## What is asked:
Copy each line that contains the word "have".

## Data listing:
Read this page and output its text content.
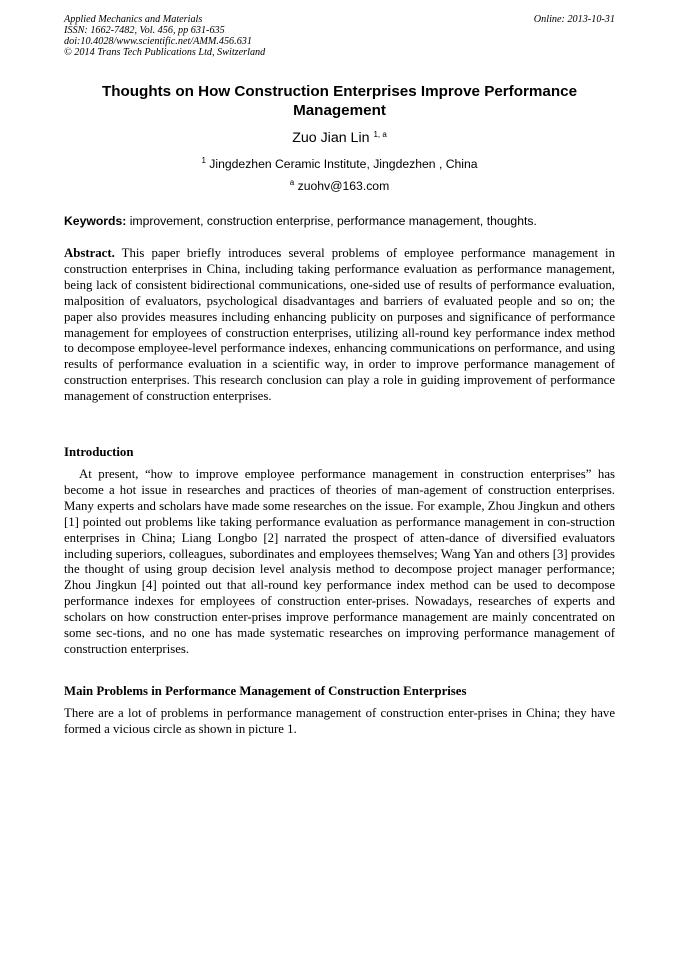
Applied Mechanics and Materials
ISSN: 1662-7482, Vol. 456, pp 631-635
doi:10.4028/www.scientific.net/AMM.456.631
© 2014 Trans Tech Publications Ltd, Switzerland
Online: 2013-10-31
Thoughts on How Construction Enterprises Improve Performance Management
Zuo Jian Lin $^{1, a}$
$^1$ Jingdezhen Ceramic Institute, Jingdezhen , China
$^a$ zuohv@163.com
Keywords: improvement, construction enterprise, performance management, thoughts.
Abstract. This paper briefly introduces several problems of employee performance management in construction enterprises in China, including taking performance evaluation as performance management, being lack of consistent bidirectional communications, one-sided use of results of performance evaluation, malposition of evaluators, psychological disadvantages and barriers of evaluated people and so on; the paper also provides measures including enhancing publicity on purposes and significance of performance management for employees of construction enterprises, utilizing all-round key performance index method to decompose employee-level performance indexes, enhancing communications on performance, and using results of performance evaluation in a scientific way, in order to improve performance management of construction enterprises. This research conclusion can play a role in guiding improvement of performance management of construction enterprises.
Introduction
At present, “how to improve employee performance management in construction enterprises” has become a hot issue in researches and practices of theories of man-agement of construction enterprises. Many experts and scholars have made some researches on the issue. For example, Zhou Jingkun and others [1] pointed out problems like taking performance evaluation as performance management in con-struction enterprises in China; Liang Longbo [2] narrated the prospect of atten-dance of diversified evaluators including superiors, colleagues, subordinates and employees themselves; Wang Yan and others [3] provides the thought of using group decision level analysis method to decompose project manager performance; Zhou Jingkun [4] pointed out that all-round key performance index method can be used to decompose performance indexes for employees of construction enter-prises. Nowadays, researches of experts and scholars on how construction enter-prises improve performance management are mainly concentrated on some sec-tions, and no one has made systematic researches on improving performance management of construction enterprises.
Main Problems in Performance Management of Construction Enterprises
There are a lot of problems in performance management of construction enter-prises in China; they have formed a vicious circle as shown in picture 1.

## Solution to this task:
At present, “how to improve employee performance management in construction enterprises” has become a hot issue in researches and practices of theories of man-agement of construction enterprises. Many experts and scholars have made some researches on the issue. For example, Zhou Jingkun and others [1] pointed out problems like taking performance evaluation as performance management in con-struction enterprises in China; Liang Longbo [2] narrated the prospect of atten-dance of diversified evaluators including superiors, colleagues, subordinates and employees themselves; Wang Yan and others [3] provides the thought of using group decision level analysis method to decompose project manager performance; Zhou Jingkun [4] pointed out that all-round key performance index method can be used to decompose performance indexes for employees of construction enter-prises. Nowadays, researches of experts and scholars on how construction enter-prises improve performance management are mainly concentrated on some sec-tions, and no one has made systematic researches on improving performance management of construction enterprises.
There are a lot of problems in performance management of construction enter-prises in China; they have formed a vicious circle as shown in picture 1.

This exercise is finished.